(Figure dataset records)
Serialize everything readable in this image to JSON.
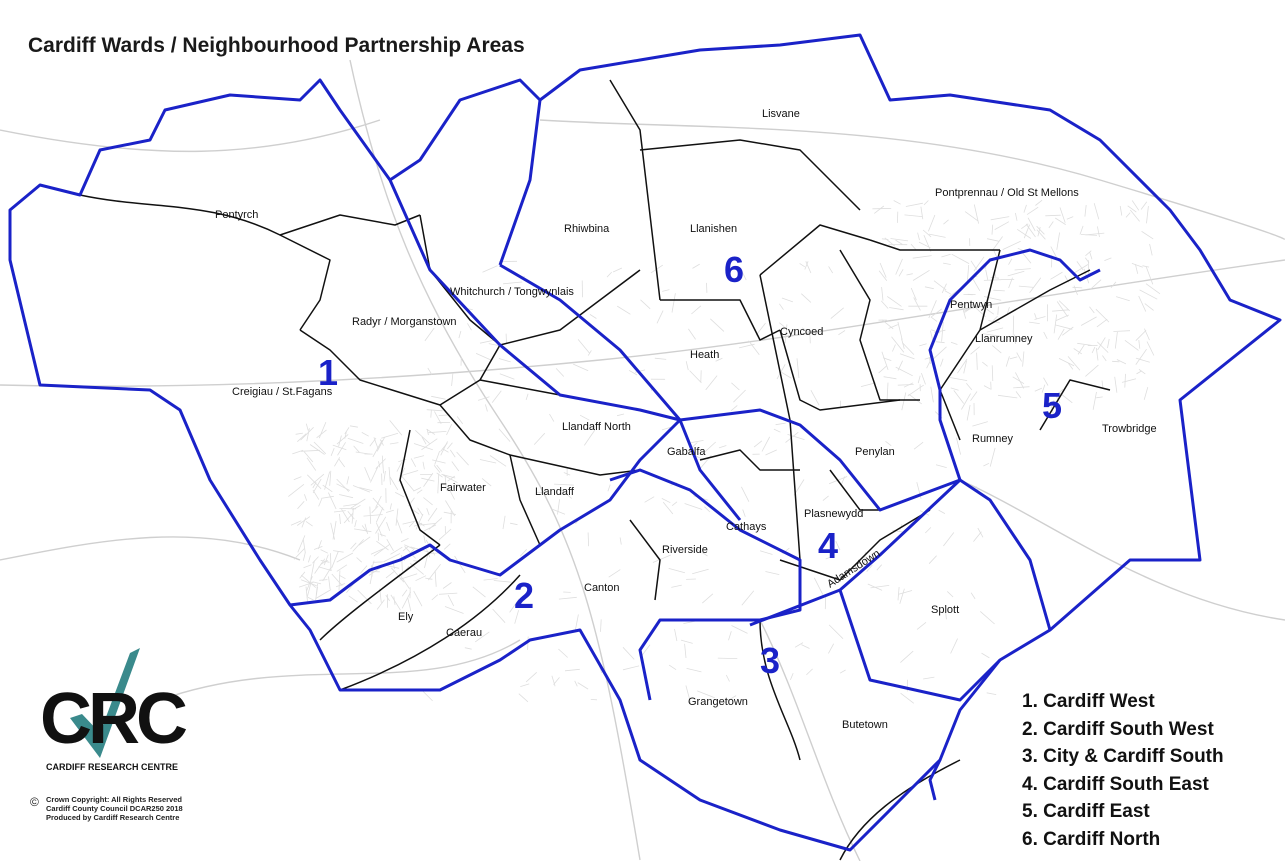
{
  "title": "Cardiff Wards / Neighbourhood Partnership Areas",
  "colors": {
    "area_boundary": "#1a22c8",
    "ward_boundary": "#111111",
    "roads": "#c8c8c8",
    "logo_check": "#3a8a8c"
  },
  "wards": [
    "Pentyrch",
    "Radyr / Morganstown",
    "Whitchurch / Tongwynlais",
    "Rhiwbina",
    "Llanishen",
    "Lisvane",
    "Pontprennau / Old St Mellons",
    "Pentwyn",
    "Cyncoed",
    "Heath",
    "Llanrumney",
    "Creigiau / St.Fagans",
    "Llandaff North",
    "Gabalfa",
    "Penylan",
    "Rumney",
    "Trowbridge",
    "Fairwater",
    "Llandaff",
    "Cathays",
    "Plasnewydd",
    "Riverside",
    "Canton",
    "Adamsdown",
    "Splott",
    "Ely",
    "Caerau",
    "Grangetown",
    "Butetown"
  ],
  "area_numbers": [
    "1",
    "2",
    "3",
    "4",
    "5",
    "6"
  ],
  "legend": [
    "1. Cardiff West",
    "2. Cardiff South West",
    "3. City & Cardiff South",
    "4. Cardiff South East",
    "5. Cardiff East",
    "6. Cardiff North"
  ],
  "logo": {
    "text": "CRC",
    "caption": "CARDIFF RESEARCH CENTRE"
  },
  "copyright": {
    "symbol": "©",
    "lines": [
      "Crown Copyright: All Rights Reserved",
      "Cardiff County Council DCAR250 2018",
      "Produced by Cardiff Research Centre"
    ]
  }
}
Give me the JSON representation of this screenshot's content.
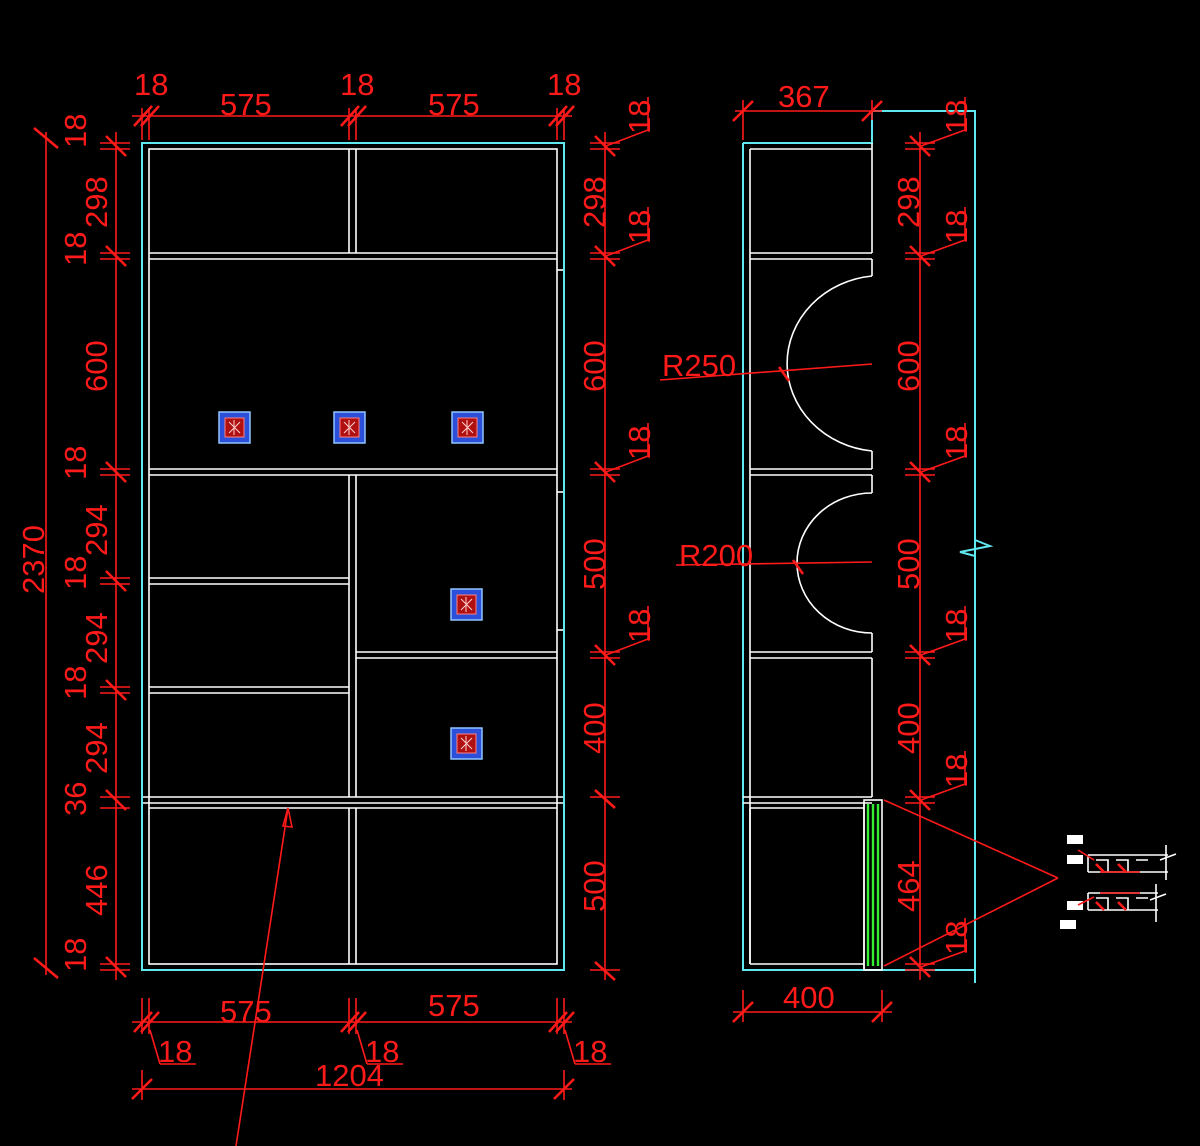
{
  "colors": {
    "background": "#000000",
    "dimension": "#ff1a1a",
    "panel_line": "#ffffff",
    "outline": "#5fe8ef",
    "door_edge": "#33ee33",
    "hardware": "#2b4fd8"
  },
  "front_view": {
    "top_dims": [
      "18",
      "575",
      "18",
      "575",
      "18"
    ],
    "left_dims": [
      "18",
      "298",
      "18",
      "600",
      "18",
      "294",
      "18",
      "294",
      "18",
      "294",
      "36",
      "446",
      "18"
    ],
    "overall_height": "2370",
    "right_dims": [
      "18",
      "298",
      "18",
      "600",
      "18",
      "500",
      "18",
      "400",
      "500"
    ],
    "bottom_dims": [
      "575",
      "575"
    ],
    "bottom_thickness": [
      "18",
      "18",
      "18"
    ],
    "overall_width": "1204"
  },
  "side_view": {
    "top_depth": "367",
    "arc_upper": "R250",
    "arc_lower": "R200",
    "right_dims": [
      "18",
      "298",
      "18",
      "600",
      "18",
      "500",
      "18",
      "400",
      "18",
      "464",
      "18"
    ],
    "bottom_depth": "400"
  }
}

- What is required:
Print every record above exactly as written, leaving out the pictures.

- Solution to this task:
Serialize everything readable in this image to JSON.
{
  "title": "Cardiff Wards / Neighbourhood Partnership Areas",
  "colors": {
    "area_boundary": "#1a22c8",
    "ward_boundary": "#111111",
    "roads": "#c8c8c8",
    "logo_check": "#3a8a8c"
  },
  "wards": [
    "Pentyrch",
    "Radyr / Morganstown",
    "Whitchurch / Tongwynlais",
    "Rhiwbina",
    "Llanishen",
    "Lisvane",
    "Pontprennau / Old St Mellons",
    "Pentwyn",
    "Cyncoed",
    "Heath",
    "Llanrumney",
    "Creigiau / St.Fagans",
    "Llandaff North",
    "Gabalfa",
    "Penylan",
    "Rumney",
    "Trowbridge",
    "Fairwater",
    "Llandaff",
    "Cathays",
    "Plasnewydd",
    "Riverside",
    "Canton",
    "Adamsdown",
    "Splott",
    "Ely",
    "Caerau",
    "Grangetown",
    "Butetown"
  ],
  "area_numbers": [
    "1",
    "2",
    "3",
    "4",
    "5",
    "6"
  ],
  "legend": [
    "1. Cardiff West",
    "2. Cardiff South West",
    "3. City & Cardiff South",
    "4. Cardiff South East",
    "5. Cardiff East",
    "6. Cardiff North"
  ],
  "logo": {
    "text": "CRC",
    "caption": "CARDIFF RESEARCH CENTRE"
  },
  "copyright": {
    "symbol": "©",
    "lines": [
      "Crown Copyright: All Rights Reserved",
      "Cardiff County Council DCAR250 2018",
      "Produced by Cardiff Research Centre"
    ]
  }
}
Give me the JSON representation of this screenshot's content.
{
  "colors": {
    "background": "#000000",
    "dimension": "#ff1a1a",
    "panel_line": "#ffffff",
    "outline": "#5fe8ef",
    "door_edge": "#33ee33",
    "hardware": "#2b4fd8"
  },
  "front_view": {
    "top_dims": [
      "18",
      "575",
      "18",
      "575",
      "18"
    ],
    "left_dims": [
      "18",
      "298",
      "18",
      "600",
      "18",
      "294",
      "18",
      "294",
      "18",
      "294",
      "36",
      "446",
      "18"
    ],
    "overall_height": "2370",
    "right_dims": [
      "18",
      "298",
      "18",
      "600",
      "18",
      "500",
      "18",
      "400",
      "500"
    ],
    "bottom_dims": [
      "575",
      "575"
    ],
    "bottom_thickness": [
      "18",
      "18",
      "18"
    ],
    "overall_width": "1204"
  },
  "side_view": {
    "top_depth": "367",
    "arc_upper": "R250",
    "arc_lower": "R200",
    "right_dims": [
      "18",
      "298",
      "18",
      "600",
      "18",
      "500",
      "18",
      "400",
      "18",
      "464",
      "18"
    ],
    "bottom_depth": "400"
  }
}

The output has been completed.